▶ _EXERCISE AIM_
Render the entries from their first line through the line containing "header-surface: Surface (m²)" as a numbered list, leaving out any blank lines.

▶ _THE DATA_
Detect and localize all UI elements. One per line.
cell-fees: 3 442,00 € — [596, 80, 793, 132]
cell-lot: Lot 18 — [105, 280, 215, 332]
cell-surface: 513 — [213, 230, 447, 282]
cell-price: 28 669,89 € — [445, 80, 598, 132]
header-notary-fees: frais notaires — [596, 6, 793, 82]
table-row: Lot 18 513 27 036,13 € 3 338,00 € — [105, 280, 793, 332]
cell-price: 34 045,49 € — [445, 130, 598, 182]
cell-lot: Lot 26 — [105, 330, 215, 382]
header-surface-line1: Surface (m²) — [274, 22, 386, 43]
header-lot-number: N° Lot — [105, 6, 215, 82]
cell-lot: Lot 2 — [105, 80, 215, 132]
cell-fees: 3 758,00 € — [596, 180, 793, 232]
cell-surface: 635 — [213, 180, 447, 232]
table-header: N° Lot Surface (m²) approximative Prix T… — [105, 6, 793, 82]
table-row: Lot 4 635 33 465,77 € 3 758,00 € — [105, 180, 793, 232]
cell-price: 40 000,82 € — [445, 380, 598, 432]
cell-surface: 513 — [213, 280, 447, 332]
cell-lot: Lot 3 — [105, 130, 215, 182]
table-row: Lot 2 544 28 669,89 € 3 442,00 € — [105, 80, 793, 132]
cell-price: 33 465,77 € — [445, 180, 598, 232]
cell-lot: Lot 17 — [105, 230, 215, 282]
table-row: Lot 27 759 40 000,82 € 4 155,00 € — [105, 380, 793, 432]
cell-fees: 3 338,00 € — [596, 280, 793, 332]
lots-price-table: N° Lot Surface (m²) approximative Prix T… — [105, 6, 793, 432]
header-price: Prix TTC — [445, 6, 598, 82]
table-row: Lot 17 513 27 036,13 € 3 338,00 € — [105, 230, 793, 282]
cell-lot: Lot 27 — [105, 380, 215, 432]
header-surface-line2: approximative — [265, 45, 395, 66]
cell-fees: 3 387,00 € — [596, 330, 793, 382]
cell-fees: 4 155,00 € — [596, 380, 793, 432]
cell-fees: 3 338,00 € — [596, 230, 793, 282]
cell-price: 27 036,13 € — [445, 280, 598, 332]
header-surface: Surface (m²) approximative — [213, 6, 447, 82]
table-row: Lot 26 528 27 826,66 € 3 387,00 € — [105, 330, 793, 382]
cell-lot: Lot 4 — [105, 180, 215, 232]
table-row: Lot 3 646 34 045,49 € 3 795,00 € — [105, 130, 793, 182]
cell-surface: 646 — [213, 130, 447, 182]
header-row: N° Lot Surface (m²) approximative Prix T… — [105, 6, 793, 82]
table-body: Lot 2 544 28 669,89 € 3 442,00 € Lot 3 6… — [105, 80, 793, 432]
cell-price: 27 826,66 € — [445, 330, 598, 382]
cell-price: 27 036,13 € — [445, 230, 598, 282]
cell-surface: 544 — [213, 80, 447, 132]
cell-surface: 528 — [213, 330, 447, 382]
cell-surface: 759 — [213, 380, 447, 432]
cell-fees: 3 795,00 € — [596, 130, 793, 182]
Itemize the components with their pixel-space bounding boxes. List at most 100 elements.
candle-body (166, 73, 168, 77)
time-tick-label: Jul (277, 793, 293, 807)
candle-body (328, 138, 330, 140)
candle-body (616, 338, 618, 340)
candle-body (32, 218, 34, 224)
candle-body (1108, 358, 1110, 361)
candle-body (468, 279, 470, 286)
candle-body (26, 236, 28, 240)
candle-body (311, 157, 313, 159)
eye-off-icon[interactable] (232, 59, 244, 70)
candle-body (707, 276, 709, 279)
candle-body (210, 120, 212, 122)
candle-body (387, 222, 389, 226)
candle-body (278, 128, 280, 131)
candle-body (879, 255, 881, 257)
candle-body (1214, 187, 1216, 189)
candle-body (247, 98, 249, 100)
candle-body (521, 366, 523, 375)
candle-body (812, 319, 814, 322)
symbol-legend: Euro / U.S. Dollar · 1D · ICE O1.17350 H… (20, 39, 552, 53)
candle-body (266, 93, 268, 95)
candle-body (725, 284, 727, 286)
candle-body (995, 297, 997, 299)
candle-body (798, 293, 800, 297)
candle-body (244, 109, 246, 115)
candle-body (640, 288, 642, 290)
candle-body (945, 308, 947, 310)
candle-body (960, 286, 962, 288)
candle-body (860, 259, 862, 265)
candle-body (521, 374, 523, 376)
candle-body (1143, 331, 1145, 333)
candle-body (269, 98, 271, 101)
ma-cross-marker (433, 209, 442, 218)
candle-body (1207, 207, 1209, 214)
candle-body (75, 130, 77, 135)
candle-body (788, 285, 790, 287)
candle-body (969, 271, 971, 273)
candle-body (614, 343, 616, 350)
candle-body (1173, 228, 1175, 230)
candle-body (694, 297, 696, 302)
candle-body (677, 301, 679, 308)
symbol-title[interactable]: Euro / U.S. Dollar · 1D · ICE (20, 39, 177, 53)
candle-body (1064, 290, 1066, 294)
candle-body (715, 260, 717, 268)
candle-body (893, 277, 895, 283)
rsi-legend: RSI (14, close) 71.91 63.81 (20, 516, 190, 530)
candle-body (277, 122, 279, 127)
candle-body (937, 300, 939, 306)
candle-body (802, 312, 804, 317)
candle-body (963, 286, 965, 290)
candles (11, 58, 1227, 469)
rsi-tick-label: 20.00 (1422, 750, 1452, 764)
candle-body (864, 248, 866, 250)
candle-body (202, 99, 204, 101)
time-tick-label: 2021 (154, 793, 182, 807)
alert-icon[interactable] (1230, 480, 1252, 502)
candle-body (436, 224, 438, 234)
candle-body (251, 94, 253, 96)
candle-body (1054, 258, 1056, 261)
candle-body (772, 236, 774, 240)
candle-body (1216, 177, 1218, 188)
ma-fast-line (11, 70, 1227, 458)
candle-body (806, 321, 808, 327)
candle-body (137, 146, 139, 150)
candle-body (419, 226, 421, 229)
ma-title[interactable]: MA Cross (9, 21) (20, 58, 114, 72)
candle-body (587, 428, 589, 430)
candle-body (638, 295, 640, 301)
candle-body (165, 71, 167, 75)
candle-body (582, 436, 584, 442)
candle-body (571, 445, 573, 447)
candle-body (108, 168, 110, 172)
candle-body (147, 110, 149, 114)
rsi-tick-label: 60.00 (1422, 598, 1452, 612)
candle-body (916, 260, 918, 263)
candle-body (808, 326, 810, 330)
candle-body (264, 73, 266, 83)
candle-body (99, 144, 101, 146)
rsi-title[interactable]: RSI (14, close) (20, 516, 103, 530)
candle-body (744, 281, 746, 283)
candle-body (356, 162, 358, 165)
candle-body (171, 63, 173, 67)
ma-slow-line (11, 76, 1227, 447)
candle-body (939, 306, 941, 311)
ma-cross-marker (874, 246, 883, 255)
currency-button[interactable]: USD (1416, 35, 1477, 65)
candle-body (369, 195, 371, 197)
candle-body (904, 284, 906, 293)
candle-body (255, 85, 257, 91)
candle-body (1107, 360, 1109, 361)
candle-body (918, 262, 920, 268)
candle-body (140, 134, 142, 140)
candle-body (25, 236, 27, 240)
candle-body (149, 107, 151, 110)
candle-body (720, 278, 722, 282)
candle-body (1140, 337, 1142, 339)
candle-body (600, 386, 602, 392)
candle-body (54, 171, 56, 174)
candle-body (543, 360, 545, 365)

▶ _EXPECTED ANSWER_
1. Detect and localize all UI elements. One per line.
2. cell-fees: 3 442,00 € — [596, 80, 793, 132]
3. cell-lot: Lot 18 — [105, 280, 215, 332]
4. cell-surface: 513 — [213, 230, 447, 282]
5. cell-price: 28 669,89 € — [445, 80, 598, 132]
6. header-notary-fees: frais notaires — [596, 6, 793, 82]
7. table-row: Lot 18 513 27 036,13 € 3 338,00 € — [105, 280, 793, 332]
8. cell-price: 34 045,49 € — [445, 130, 598, 182]
9. cell-lot: Lot 26 — [105, 330, 215, 382]
10. header-surface-line1: Surface (m²) — [274, 22, 386, 43]
11. header-lot-number: N° Lot — [105, 6, 215, 82]
12. cell-lot: Lot 2 — [105, 80, 215, 132]
13. cell-fees: 3 758,00 € — [596, 180, 793, 232]
14. cell-surface: 635 — [213, 180, 447, 232]
15. table-header: N° Lot Surface (m²) approximative Prix T… — [105, 6, 793, 82]
16. table-row: Lot 4 635 33 465,77 € 3 758,00 € — [105, 180, 793, 232]
17. cell-price: 40 000,82 € — [445, 380, 598, 432]
18. cell-surface: 513 — [213, 280, 447, 332]
19. cell-lot: Lot 3 — [105, 130, 215, 182]
20. table-row: Lot 2 544 28 669,89 € 3 442,00 € — [105, 80, 793, 132]
21. cell-price: 33 465,77 € — [445, 180, 598, 232]
22. cell-lot: Lot 17 — [105, 230, 215, 282]
23. table-row: Lot 27 759 40 000,82 € 4 155,00 € — [105, 380, 793, 432]
24. cell-fees: 3 338,00 € — [596, 280, 793, 332]
25. lots-price-table: N° Lot Surface (m²) approximative Prix T… — [105, 6, 793, 432]
26. header-price: Prix TTC — [445, 6, 598, 82]
27. table-row: Lot 17 513 27 036,13 € 3 338,00 € — [105, 230, 793, 282]
28. cell-lot: Lot 27 — [105, 380, 215, 432]
29. header-surface-line2: approximative — [265, 45, 395, 66]
30. cell-fees: 3 387,00 € — [596, 330, 793, 382]
31. cell-fees: 4 155,00 € — [596, 380, 793, 432]
32. cell-fees: 3 338,00 € — [596, 230, 793, 282]
33. cell-price: 27 036,13 € — [445, 280, 598, 332]
34. header-surface: Surface (m²) approximative — [213, 6, 447, 82]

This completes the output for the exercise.